-- Records shown start --

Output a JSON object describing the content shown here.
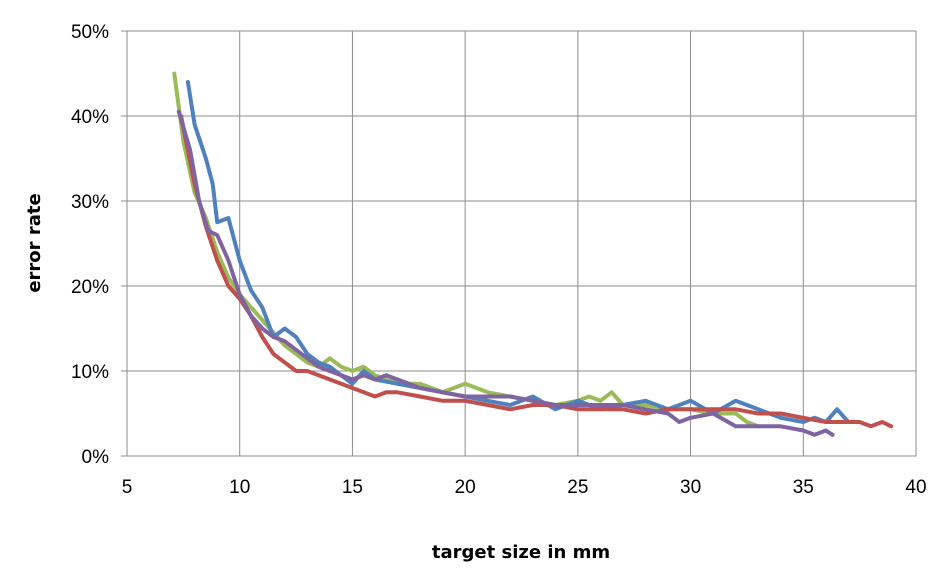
{
  "chart_data": {
    "type": "line",
    "title": "",
    "xlabel": "target size in mm",
    "ylabel": "error rate",
    "xlim": [
      5,
      40
    ],
    "ylim": [
      0,
      50
    ],
    "x_ticks": [
      5,
      10,
      15,
      20,
      25,
      30,
      35,
      40
    ],
    "y_ticks": [
      0,
      10,
      20,
      30,
      40,
      50
    ],
    "x_tick_labels": [
      "5",
      "10",
      "15",
      "20",
      "25",
      "30",
      "35",
      "40"
    ],
    "y_tick_labels": [
      "0%",
      "10%",
      "20%",
      "30%",
      "40%",
      "50%"
    ],
    "grid": true,
    "legend": "none",
    "series": [
      {
        "color": "#9bbb59",
        "x": [
          7.1,
          7.5,
          8.0,
          8.5,
          9.0,
          9.5,
          10.0,
          10.5,
          11.0,
          11.5,
          12.0,
          12.5,
          13.0,
          13.5,
          14.0,
          14.5,
          15.0,
          15.5,
          16.0,
          16.5,
          17.0,
          18.0,
          19.0,
          20.0,
          20.5,
          21.0,
          22.0,
          23.0,
          24.0,
          25.0,
          25.5,
          26.0,
          26.5,
          27.0,
          28.0,
          29.0,
          30.0,
          31.0,
          32.0,
          32.5,
          33.0
        ],
        "y": [
          45,
          37,
          31,
          28,
          24,
          21,
          19,
          17.5,
          16,
          14.5,
          13,
          12,
          11,
          10.5,
          11.5,
          10.5,
          10,
          10.5,
          9.5,
          9,
          8.5,
          8.5,
          7.5,
          8.5,
          8,
          7.5,
          7,
          6.5,
          6,
          6.5,
          7,
          6.5,
          7.5,
          6,
          6,
          5.5,
          5.5,
          5,
          5,
          4,
          3.5
        ]
      },
      {
        "color": "#4f81bd",
        "x": [
          7.7,
          8.0,
          8.5,
          8.8,
          9.0,
          9.5,
          10.0,
          10.5,
          11.0,
          11.5,
          12.0,
          12.5,
          13.0,
          13.5,
          14.0,
          14.5,
          15.0,
          15.5,
          16.0,
          17.0,
          18.0,
          19.0,
          20.0,
          21.0,
          22.0,
          23.0,
          24.0,
          25.0,
          26.0,
          27.0,
          28.0,
          29.0,
          30.0,
          31.0,
          32.0,
          33.0,
          34.0,
          35.0,
          35.5,
          36.0,
          36.5,
          37.0
        ],
        "y": [
          44,
          39,
          35,
          32,
          27.5,
          28,
          23,
          19.5,
          17.5,
          14,
          15,
          14,
          12,
          11,
          10.5,
          9.5,
          8.5,
          10,
          9,
          8.5,
          8,
          7.5,
          7,
          6.5,
          6,
          7,
          5.5,
          6.5,
          5.5,
          6,
          6.5,
          5.5,
          6.5,
          5,
          6.5,
          5.5,
          4.5,
          4,
          4.5,
          4,
          5.5,
          4
        ]
      },
      {
        "color": "#c0504d",
        "x": [
          7.4,
          8.0,
          8.5,
          9.0,
          9.5,
          10.0,
          10.5,
          11.0,
          11.5,
          12.0,
          12.5,
          13.0,
          13.5,
          14.0,
          14.5,
          15.0,
          16.0,
          16.5,
          17.0,
          18.0,
          19.0,
          20.0,
          21.0,
          22.0,
          23.0,
          24.0,
          25.0,
          26.0,
          27.0,
          28.0,
          29.0,
          30.0,
          31.0,
          32.0,
          33.0,
          34.0,
          35.0,
          36.0,
          37.0,
          37.5,
          38.0,
          38.5,
          38.9
        ],
        "y": [
          40,
          32,
          27,
          23,
          20,
          18.5,
          16.5,
          14,
          12,
          11,
          10,
          10,
          9.5,
          9,
          8.5,
          8,
          7,
          7.5,
          7.5,
          7,
          6.5,
          6.5,
          6,
          5.5,
          6,
          6,
          5.5,
          5.5,
          5.5,
          5,
          5.5,
          5.5,
          5.5,
          5.5,
          5,
          5,
          4.5,
          4,
          4,
          4,
          3.5,
          4,
          3.5
        ]
      },
      {
        "color": "#8064a2",
        "x": [
          7.3,
          7.8,
          8.2,
          8.6,
          9.0,
          9.5,
          10.0,
          10.5,
          11.0,
          11.5,
          12.0,
          12.5,
          13.0,
          13.5,
          14.0,
          14.5,
          15.0,
          15.5,
          16.0,
          16.5,
          17.0,
          17.5,
          18.0,
          19.0,
          20.0,
          21.0,
          22.0,
          23.0,
          24.0,
          25.0,
          26.0,
          27.0,
          28.0,
          29.0,
          29.5,
          30.0,
          31.0,
          32.0,
          33.0,
          34.0,
          35.0,
          35.5,
          36.0,
          36.3
        ],
        "y": [
          40.5,
          36,
          30,
          26.5,
          26,
          23,
          19,
          16.5,
          15,
          14,
          13.5,
          12.5,
          11.5,
          10.5,
          10,
          9.5,
          9,
          9.5,
          9,
          9.5,
          9,
          8.5,
          8,
          7.5,
          7,
          7,
          7,
          6.5,
          6,
          6,
          6,
          6,
          5.5,
          5,
          4,
          4.5,
          5,
          3.5,
          3.5,
          3.5,
          3,
          2.5,
          3,
          2.5
        ]
      }
    ]
  }
}
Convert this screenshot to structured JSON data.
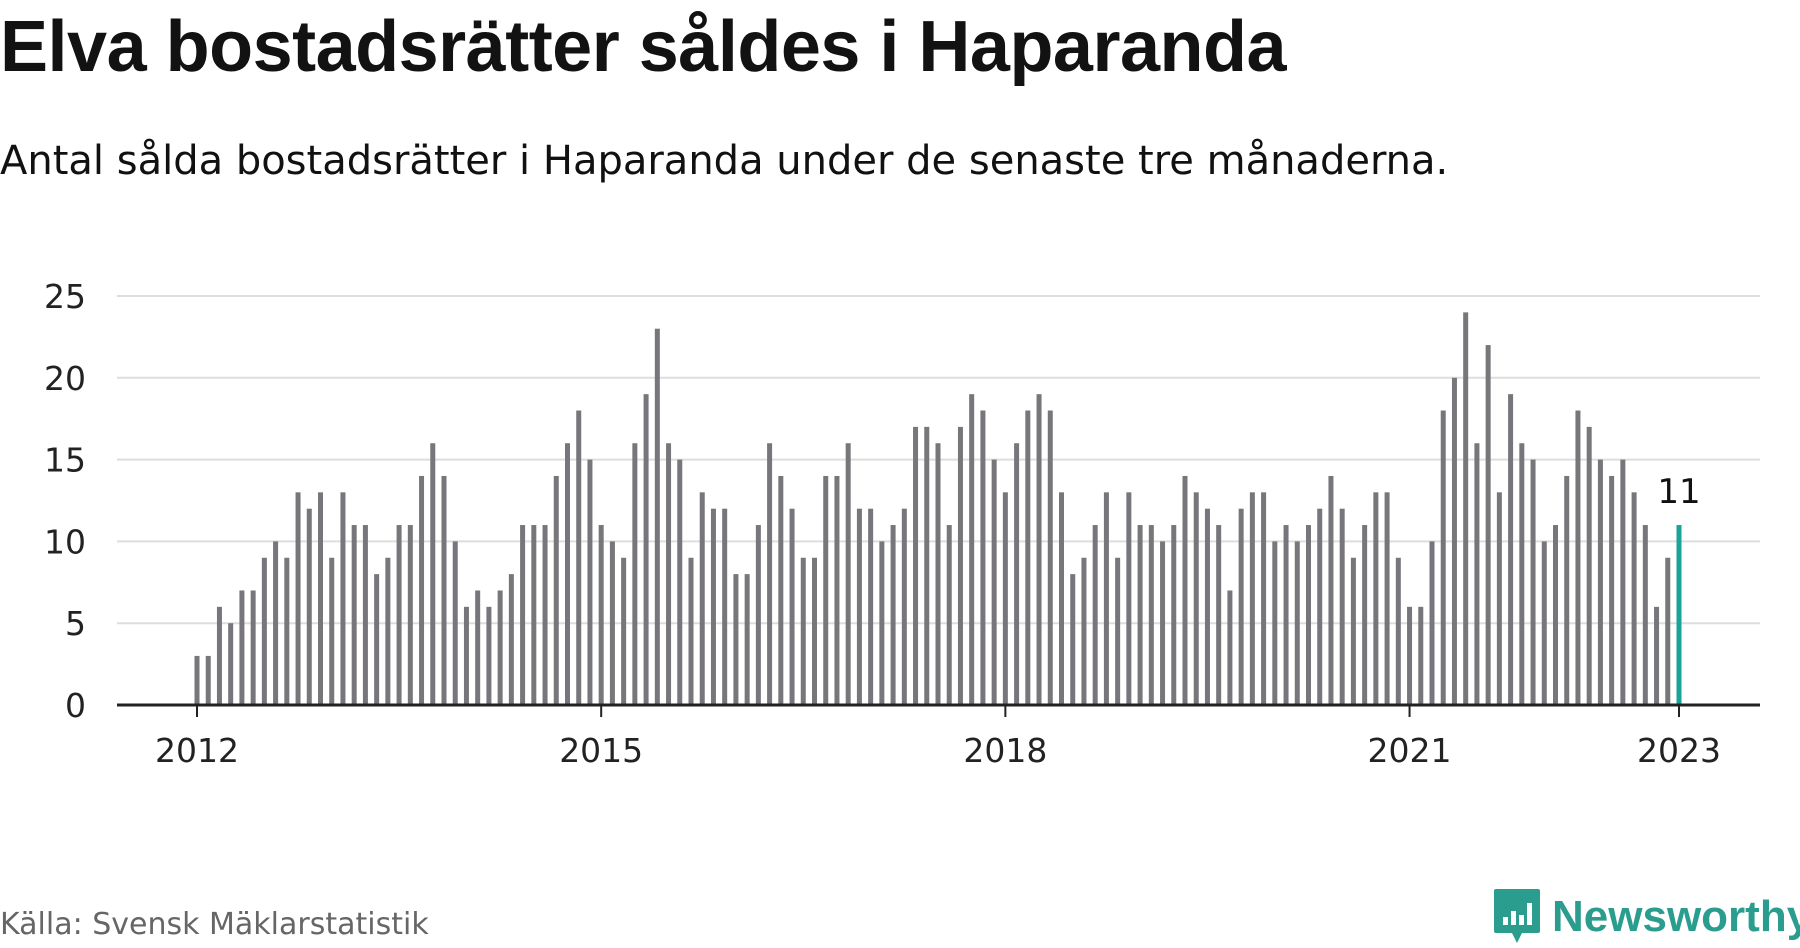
{
  "title": "Elva bostadsrätter såldes i Haparanda",
  "subtitle": "Antal sålda bostadsrätter i Haparanda under de senaste tre månaderna.",
  "source": "Källa: Svensk Mäklarstatistik",
  "brand": {
    "name": "Newsworthy",
    "icon": "newsworthy-logo-icon",
    "color": "#2a9d8f"
  },
  "colors": {
    "bar": "#76767b",
    "highlight": "#1aa398",
    "grid": "#dddddd",
    "axis": "#222222"
  },
  "chart_data": {
    "type": "bar",
    "title": "Elva bostadsrätter såldes i Haparanda",
    "xlabel": "",
    "ylabel": "",
    "ylim": [
      0,
      25
    ],
    "y_ticks": [
      0,
      5,
      10,
      15,
      20,
      25
    ],
    "x_ticks": [
      "2012",
      "2015",
      "2018",
      "2021",
      "2023"
    ],
    "grid": true,
    "start": "2012-01",
    "frequency": "monthly",
    "values": [
      3,
      3,
      6,
      5,
      7,
      7,
      9,
      10,
      9,
      13,
      12,
      13,
      9,
      13,
      11,
      11,
      8,
      9,
      11,
      11,
      14,
      16,
      14,
      10,
      6,
      7,
      6,
      7,
      8,
      11,
      11,
      11,
      14,
      16,
      18,
      15,
      11,
      10,
      9,
      16,
      19,
      23,
      16,
      15,
      9,
      13,
      12,
      12,
      8,
      8,
      11,
      16,
      14,
      12,
      9,
      9,
      14,
      14,
      16,
      12,
      12,
      10,
      11,
      12,
      17,
      17,
      16,
      11,
      17,
      19,
      18,
      15,
      13,
      16,
      18,
      19,
      18,
      13,
      8,
      9,
      11,
      13,
      9,
      13,
      11,
      11,
      10,
      11,
      14,
      13,
      12,
      11,
      7,
      12,
      13,
      13,
      10,
      11,
      10,
      11,
      12,
      14,
      12,
      9,
      11,
      13,
      13,
      9,
      6,
      6,
      10,
      18,
      20,
      24,
      16,
      22,
      13,
      19,
      16,
      15,
      10,
      11,
      14,
      18,
      17,
      15,
      14,
      15,
      13,
      11,
      6,
      9,
      11
    ],
    "highlight_last": true,
    "last_value_label": "11"
  }
}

-- Records shown end --

▸ Brief:
Restate each of the entries above word for word and skip every image.

▸ Task answer:
Output a JSON object describing the content shown here.
{
  "chart_data": {
    "type": "line",
    "title": "",
    "xlabel": "target size in mm",
    "ylabel": "error rate",
    "xlim": [
      5,
      40
    ],
    "ylim": [
      0,
      50
    ],
    "x_ticks": [
      5,
      10,
      15,
      20,
      25,
      30,
      35,
      40
    ],
    "y_ticks": [
      0,
      10,
      20,
      30,
      40,
      50
    ],
    "x_tick_labels": [
      "5",
      "10",
      "15",
      "20",
      "25",
      "30",
      "35",
      "40"
    ],
    "y_tick_labels": [
      "0%",
      "10%",
      "20%",
      "30%",
      "40%",
      "50%"
    ],
    "grid": true,
    "legend": "none",
    "series": [
      {
        "color": "#9bbb59",
        "x": [
          7.1,
          7.5,
          8.0,
          8.5,
          9.0,
          9.5,
          10.0,
          10.5,
          11.0,
          11.5,
          12.0,
          12.5,
          13.0,
          13.5,
          14.0,
          14.5,
          15.0,
          15.5,
          16.0,
          16.5,
          17.0,
          18.0,
          19.0,
          20.0,
          20.5,
          21.0,
          22.0,
          23.0,
          24.0,
          25.0,
          25.5,
          26.0,
          26.5,
          27.0,
          28.0,
          29.0,
          30.0,
          31.0,
          32.0,
          32.5,
          33.0
        ],
        "y": [
          45,
          37,
          31,
          28,
          24,
          21,
          19,
          17.5,
          16,
          14.5,
          13,
          12,
          11,
          10.5,
          11.5,
          10.5,
          10,
          10.5,
          9.5,
          9,
          8.5,
          8.5,
          7.5,
          8.5,
          8,
          7.5,
          7,
          6.5,
          6,
          6.5,
          7,
          6.5,
          7.5,
          6,
          6,
          5.5,
          5.5,
          5,
          5,
          4,
          3.5
        ]
      },
      {
        "color": "#4f81bd",
        "x": [
          7.7,
          8.0,
          8.5,
          8.8,
          9.0,
          9.5,
          10.0,
          10.5,
          11.0,
          11.5,
          12.0,
          12.5,
          13.0,
          13.5,
          14.0,
          14.5,
          15.0,
          15.5,
          16.0,
          17.0,
          18.0,
          19.0,
          20.0,
          21.0,
          22.0,
          23.0,
          24.0,
          25.0,
          26.0,
          27.0,
          28.0,
          29.0,
          30.0,
          31.0,
          32.0,
          33.0,
          34.0,
          35.0,
          35.5,
          36.0,
          36.5,
          37.0
        ],
        "y": [
          44,
          39,
          35,
          32,
          27.5,
          28,
          23,
          19.5,
          17.5,
          14,
          15,
          14,
          12,
          11,
          10.5,
          9.5,
          8.5,
          10,
          9,
          8.5,
          8,
          7.5,
          7,
          6.5,
          6,
          7,
          5.5,
          6.5,
          5.5,
          6,
          6.5,
          5.5,
          6.5,
          5,
          6.5,
          5.5,
          4.5,
          4,
          4.5,
          4,
          5.5,
          4
        ]
      },
      {
        "color": "#c0504d",
        "x": [
          7.4,
          8.0,
          8.5,
          9.0,
          9.5,
          10.0,
          10.5,
          11.0,
          11.5,
          12.0,
          12.5,
          13.0,
          13.5,
          14.0,
          14.5,
          15.0,
          16.0,
          16.5,
          17.0,
          18.0,
          19.0,
          20.0,
          21.0,
          22.0,
          23.0,
          24.0,
          25.0,
          26.0,
          27.0,
          28.0,
          29.0,
          30.0,
          31.0,
          32.0,
          33.0,
          34.0,
          35.0,
          36.0,
          37.0,
          37.5,
          38.0,
          38.5,
          38.9
        ],
        "y": [
          40,
          32,
          27,
          23,
          20,
          18.5,
          16.5,
          14,
          12,
          11,
          10,
          10,
          9.5,
          9,
          8.5,
          8,
          7,
          7.5,
          7.5,
          7,
          6.5,
          6.5,
          6,
          5.5,
          6,
          6,
          5.5,
          5.5,
          5.5,
          5,
          5.5,
          5.5,
          5.5,
          5.5,
          5,
          5,
          4.5,
          4,
          4,
          4,
          3.5,
          4,
          3.5
        ]
      },
      {
        "color": "#8064a2",
        "x": [
          7.3,
          7.8,
          8.2,
          8.6,
          9.0,
          9.5,
          10.0,
          10.5,
          11.0,
          11.5,
          12.0,
          12.5,
          13.0,
          13.5,
          14.0,
          14.5,
          15.0,
          15.5,
          16.0,
          16.5,
          17.0,
          17.5,
          18.0,
          19.0,
          20.0,
          21.0,
          22.0,
          23.0,
          24.0,
          25.0,
          26.0,
          27.0,
          28.0,
          29.0,
          29.5,
          30.0,
          31.0,
          32.0,
          33.0,
          34.0,
          35.0,
          35.5,
          36.0,
          36.3
        ],
        "y": [
          40.5,
          36,
          30,
          26.5,
          26,
          23,
          19,
          16.5,
          15,
          14,
          13.5,
          12.5,
          11.5,
          10.5,
          10,
          9.5,
          9,
          9.5,
          9,
          9.5,
          9,
          8.5,
          8,
          7.5,
          7,
          7,
          7,
          6.5,
          6,
          6,
          6,
          6,
          5.5,
          5,
          4,
          4.5,
          5,
          3.5,
          3.5,
          3.5,
          3,
          2.5,
          3,
          2.5
        ]
      }
    ]
  }
}
Convert this screenshot to structured JSON data.
{
  "title": "Elva bostadsrätter såldes i Haparanda",
  "subtitle": "Antal sålda bostadsrätter i Haparanda under de senaste tre månaderna.",
  "source": "Källa: Svensk Mäklarstatistik",
  "brand": {
    "name": "Newsworthy",
    "icon": "newsworthy-logo-icon",
    "color": "#2a9d8f"
  },
  "colors": {
    "bar": "#76767b",
    "highlight": "#1aa398",
    "grid": "#dddddd",
    "axis": "#222222"
  },
  "chart_data": {
    "type": "bar",
    "title": "Elva bostadsrätter såldes i Haparanda",
    "xlabel": "",
    "ylabel": "",
    "ylim": [
      0,
      25
    ],
    "y_ticks": [
      0,
      5,
      10,
      15,
      20,
      25
    ],
    "x_ticks": [
      "2012",
      "2015",
      "2018",
      "2021",
      "2023"
    ],
    "grid": true,
    "start": "2012-01",
    "frequency": "monthly",
    "values": [
      3,
      3,
      6,
      5,
      7,
      7,
      9,
      10,
      9,
      13,
      12,
      13,
      9,
      13,
      11,
      11,
      8,
      9,
      11,
      11,
      14,
      16,
      14,
      10,
      6,
      7,
      6,
      7,
      8,
      11,
      11,
      11,
      14,
      16,
      18,
      15,
      11,
      10,
      9,
      16,
      19,
      23,
      16,
      15,
      9,
      13,
      12,
      12,
      8,
      8,
      11,
      16,
      14,
      12,
      9,
      9,
      14,
      14,
      16,
      12,
      12,
      10,
      11,
      12,
      17,
      17,
      16,
      11,
      17,
      19,
      18,
      15,
      13,
      16,
      18,
      19,
      18,
      13,
      8,
      9,
      11,
      13,
      9,
      13,
      11,
      11,
      10,
      11,
      14,
      13,
      12,
      11,
      7,
      12,
      13,
      13,
      10,
      11,
      10,
      11,
      12,
      14,
      12,
      9,
      11,
      13,
      13,
      9,
      6,
      6,
      10,
      18,
      20,
      24,
      16,
      22,
      13,
      19,
      16,
      15,
      10,
      11,
      14,
      18,
      17,
      15,
      14,
      15,
      13,
      11,
      6,
      9,
      11
    ],
    "highlight_last": true,
    "last_value_label": "11"
  }
}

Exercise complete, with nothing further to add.